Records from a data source

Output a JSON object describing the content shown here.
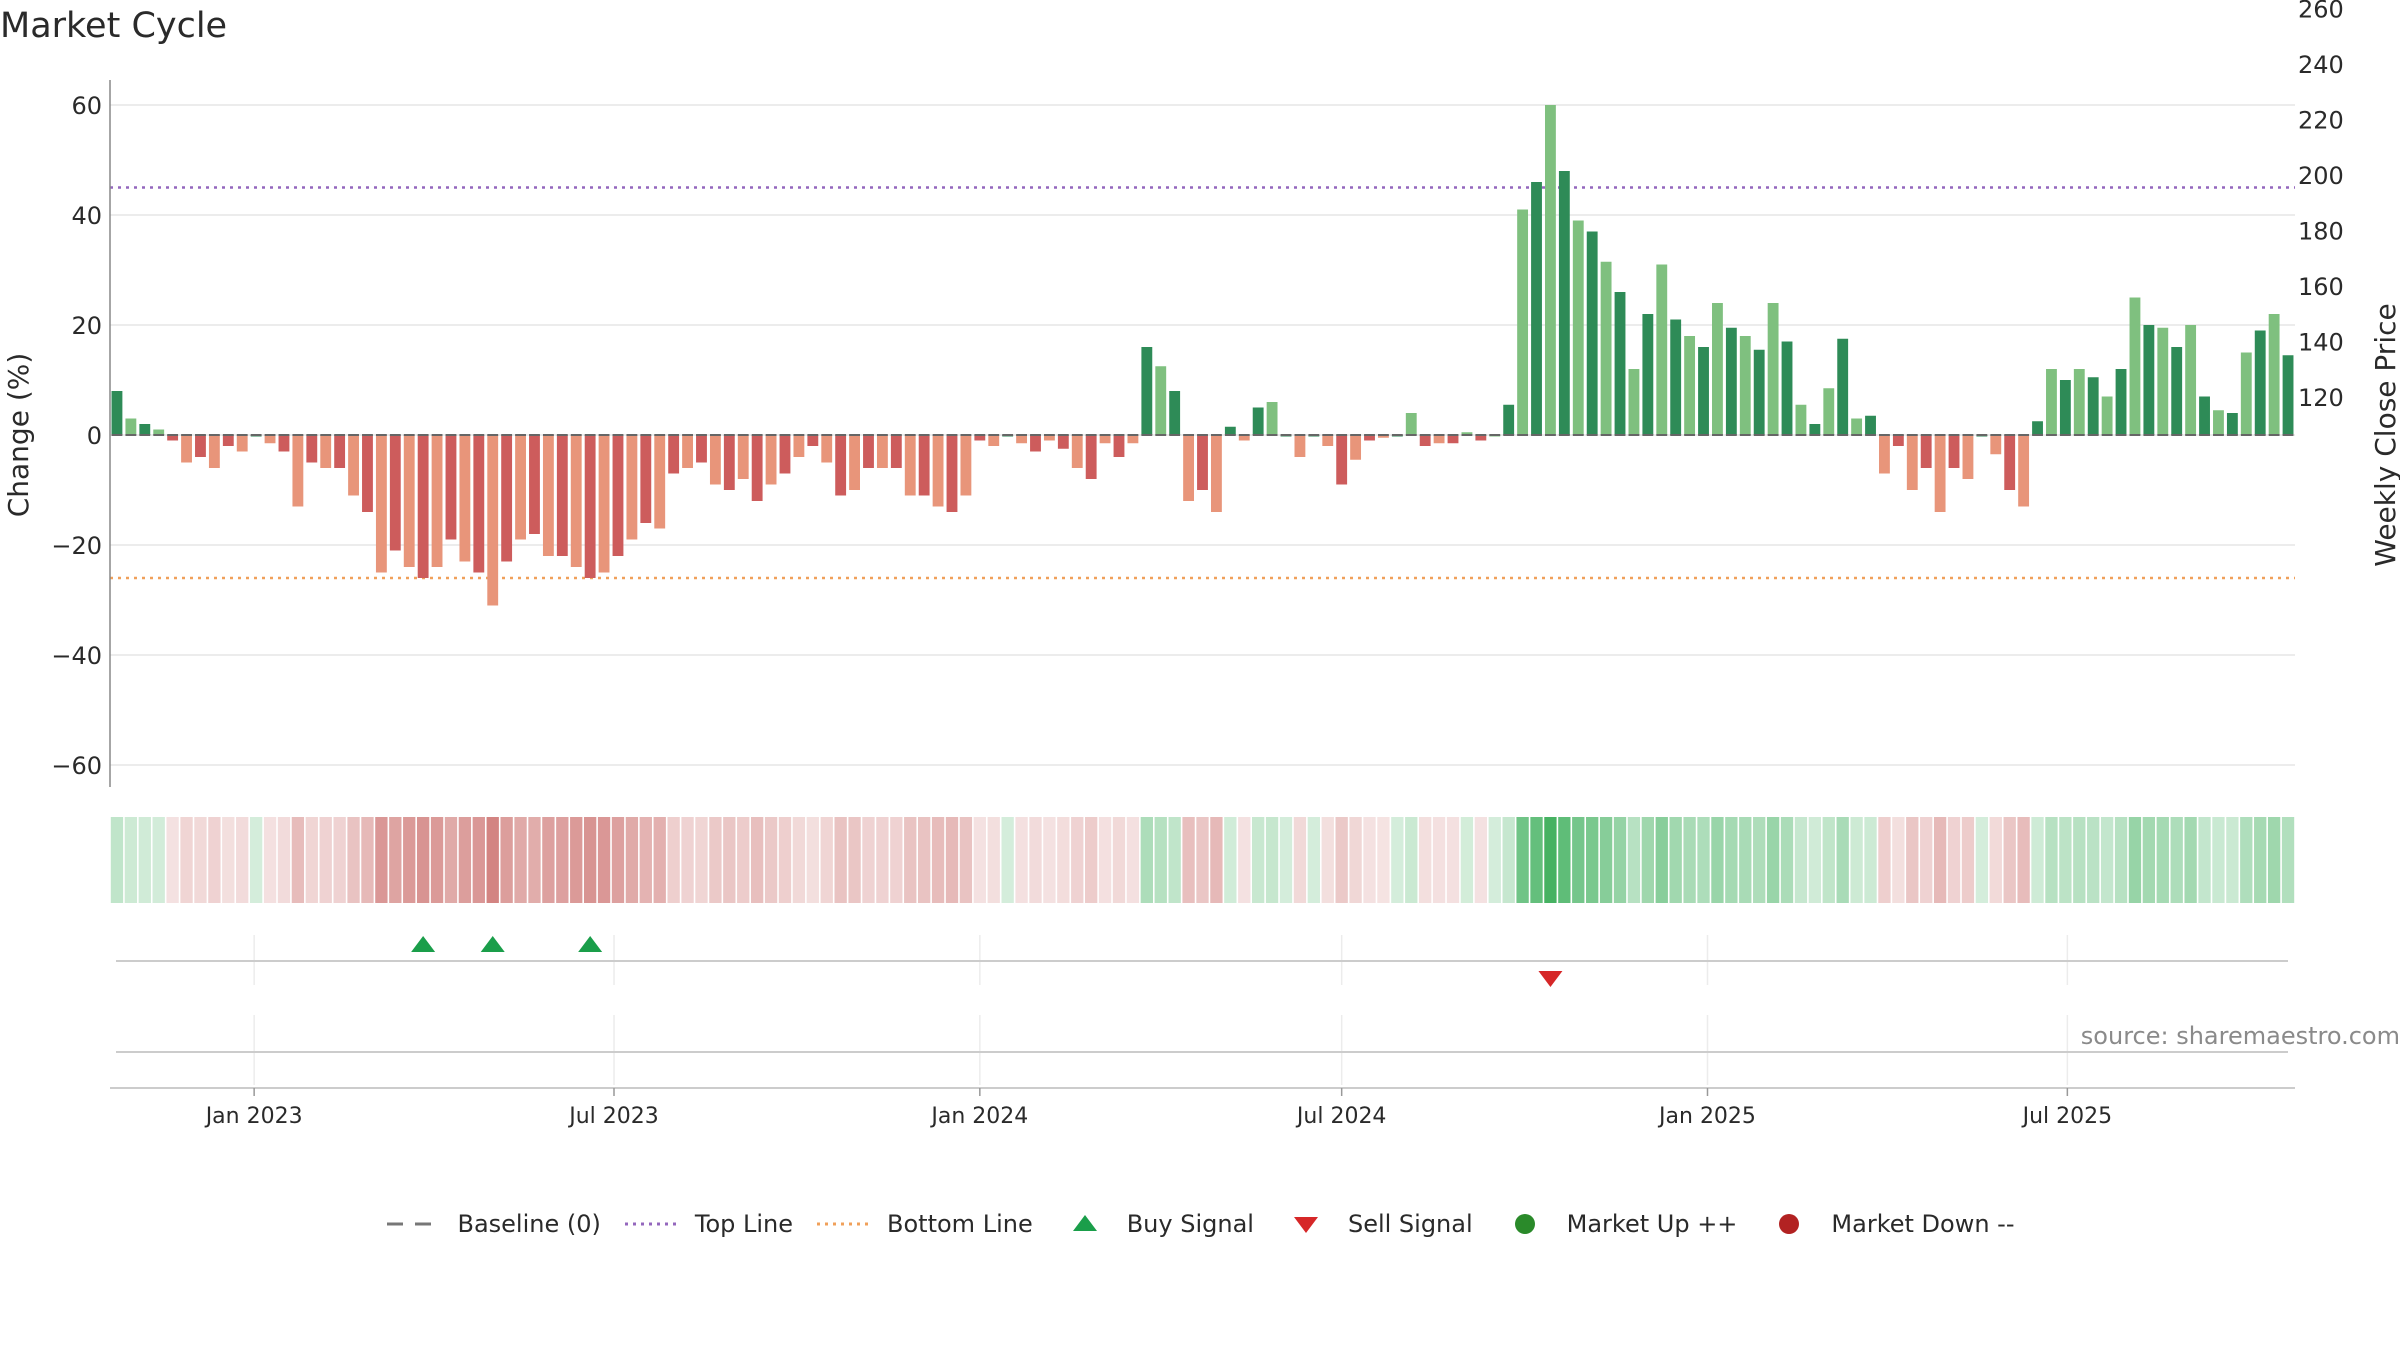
{
  "title": "Market Cycle",
  "source": "source: sharemaestro.com",
  "legend": [
    {
      "label": "Baseline (0)",
      "kind": "dash-line",
      "color": "#777777"
    },
    {
      "label": "Top Line",
      "kind": "dot-line",
      "color": "#9467bd"
    },
    {
      "label": "Bottom Line",
      "kind": "dot-line",
      "color": "#f0a05a"
    },
    {
      "label": "Buy Signal",
      "kind": "triangle-up",
      "color": "#1a9e4a"
    },
    {
      "label": "Sell Signal",
      "kind": "triangle-down",
      "color": "#d62728"
    },
    {
      "label": "Market Up ++",
      "kind": "circle",
      "color": "#2a8a2a"
    },
    {
      "label": "Market Down --",
      "kind": "circle",
      "color": "#b22222"
    }
  ],
  "chart_data": {
    "type": "bar",
    "title": "Market Cycle",
    "ylabel": "Change (%)",
    "y2label": "Weekly Close Price",
    "ylim": [
      -64,
      60
    ],
    "y2lim": [
      110,
      270
    ],
    "yticks": [
      60,
      40,
      20,
      0,
      -20,
      -40,
      -60
    ],
    "y2ticks": [
      260,
      240,
      220,
      200,
      180,
      160,
      140,
      120
    ],
    "top_line": 45,
    "bottom_line": -26,
    "start_date": "2022-10-24",
    "interval_days": 7,
    "xticks": [
      {
        "label": "Jan 2023",
        "date": "2023-01-01"
      },
      {
        "label": "Jul 2023",
        "date": "2023-07-01"
      },
      {
        "label": "Jan 2024",
        "date": "2024-01-01"
      },
      {
        "label": "Jul 2024",
        "date": "2024-07-01"
      },
      {
        "label": "Jan 2025",
        "date": "2025-01-01"
      },
      {
        "label": "Jul 2025",
        "date": "2025-07-01"
      }
    ],
    "values": [
      8,
      3,
      2,
      1,
      -1,
      -5,
      -4,
      -6,
      -2,
      -3,
      0,
      -1.5,
      -3,
      -13,
      -5,
      -6,
      -6,
      -11,
      -14,
      -25,
      -21,
      -24,
      -26,
      -24,
      -19,
      -23,
      -25,
      -31,
      -23,
      -19,
      -18,
      -22,
      -22,
      -24,
      -26,
      -25,
      -22,
      -19,
      -16,
      -17,
      -7,
      -6,
      -5,
      -9,
      -10,
      -8,
      -12,
      -9,
      -7,
      -4,
      -2,
      -5,
      -11,
      -10,
      -6,
      -6,
      -6,
      -11,
      -11,
      -13,
      -14,
      -11,
      -1,
      -2,
      0,
      -1.5,
      -3,
      -1,
      -2.5,
      -6,
      -8,
      -1.5,
      -4,
      -1.5,
      16,
      12.5,
      8,
      -12,
      -10,
      -14,
      1.5,
      -1,
      5,
      6,
      0,
      -4,
      0,
      -2,
      -9,
      -4.5,
      -1,
      -0.5,
      0,
      4,
      -2,
      -1.5,
      -1.5,
      0.5,
      -1,
      0,
      5.5,
      41,
      46,
      60,
      48,
      39,
      37,
      31.5,
      26,
      12,
      22,
      31,
      21,
      18,
      16,
      24,
      19.5,
      18,
      15.5,
      24,
      17,
      5.5,
      2,
      8.5,
      17.5,
      3,
      3.5,
      -7,
      -2,
      -10,
      -6,
      -14,
      -6,
      -8,
      0,
      -3.5,
      -10,
      -13,
      2.5,
      12,
      10,
      12,
      10.5,
      7,
      12,
      25,
      20,
      19.5,
      16,
      20,
      7,
      4.5,
      4,
      15,
      19,
      22,
      14.5
    ],
    "buy_signals": [
      22,
      27,
      34
    ],
    "sell_signals": [
      103
    ]
  }
}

- [Exercise brief]: Every record above should be written out again without change, except that the pictures are left out.

- [Response to this exercise]:
Output a JSON object describing the content shown here.
{
  "title": "Market Cycle",
  "source": "source: sharemaestro.com",
  "legend": [
    {
      "label": "Baseline (0)",
      "kind": "dash-line",
      "color": "#777777"
    },
    {
      "label": "Top Line",
      "kind": "dot-line",
      "color": "#9467bd"
    },
    {
      "label": "Bottom Line",
      "kind": "dot-line",
      "color": "#f0a05a"
    },
    {
      "label": "Buy Signal",
      "kind": "triangle-up",
      "color": "#1a9e4a"
    },
    {
      "label": "Sell Signal",
      "kind": "triangle-down",
      "color": "#d62728"
    },
    {
      "label": "Market Up ++",
      "kind": "circle",
      "color": "#2a8a2a"
    },
    {
      "label": "Market Down --",
      "kind": "circle",
      "color": "#b22222"
    }
  ],
  "chart_data": {
    "type": "bar",
    "title": "Market Cycle",
    "ylabel": "Change (%)",
    "y2label": "Weekly Close Price",
    "ylim": [
      -64,
      60
    ],
    "y2lim": [
      110,
      270
    ],
    "yticks": [
      60,
      40,
      20,
      0,
      -20,
      -40,
      -60
    ],
    "y2ticks": [
      260,
      240,
      220,
      200,
      180,
      160,
      140,
      120
    ],
    "top_line": 45,
    "bottom_line": -26,
    "start_date": "2022-10-24",
    "interval_days": 7,
    "xticks": [
      {
        "label": "Jan 2023",
        "date": "2023-01-01"
      },
      {
        "label": "Jul 2023",
        "date": "2023-07-01"
      },
      {
        "label": "Jan 2024",
        "date": "2024-01-01"
      },
      {
        "label": "Jul 2024",
        "date": "2024-07-01"
      },
      {
        "label": "Jan 2025",
        "date": "2025-01-01"
      },
      {
        "label": "Jul 2025",
        "date": "2025-07-01"
      }
    ],
    "values": [
      8,
      3,
      2,
      1,
      -1,
      -5,
      -4,
      -6,
      -2,
      -3,
      0,
      -1.5,
      -3,
      -13,
      -5,
      -6,
      -6,
      -11,
      -14,
      -25,
      -21,
      -24,
      -26,
      -24,
      -19,
      -23,
      -25,
      -31,
      -23,
      -19,
      -18,
      -22,
      -22,
      -24,
      -26,
      -25,
      -22,
      -19,
      -16,
      -17,
      -7,
      -6,
      -5,
      -9,
      -10,
      -8,
      -12,
      -9,
      -7,
      -4,
      -2,
      -5,
      -11,
      -10,
      -6,
      -6,
      -6,
      -11,
      -11,
      -13,
      -14,
      -11,
      -1,
      -2,
      0,
      -1.5,
      -3,
      -1,
      -2.5,
      -6,
      -8,
      -1.5,
      -4,
      -1.5,
      16,
      12.5,
      8,
      -12,
      -10,
      -14,
      1.5,
      -1,
      5,
      6,
      0,
      -4,
      0,
      -2,
      -9,
      -4.5,
      -1,
      -0.5,
      0,
      4,
      -2,
      -1.5,
      -1.5,
      0.5,
      -1,
      0,
      5.5,
      41,
      46,
      60,
      48,
      39,
      37,
      31.5,
      26,
      12,
      22,
      31,
      21,
      18,
      16,
      24,
      19.5,
      18,
      15.5,
      24,
      17,
      5.5,
      2,
      8.5,
      17.5,
      3,
      3.5,
      -7,
      -2,
      -10,
      -6,
      -14,
      -6,
      -8,
      0,
      -3.5,
      -10,
      -13,
      2.5,
      12,
      10,
      12,
      10.5,
      7,
      12,
      25,
      20,
      19.5,
      16,
      20,
      7,
      4.5,
      4,
      15,
      19,
      22,
      14.5
    ],
    "buy_signals": [
      22,
      27,
      34
    ],
    "sell_signals": [
      103
    ]
  }
}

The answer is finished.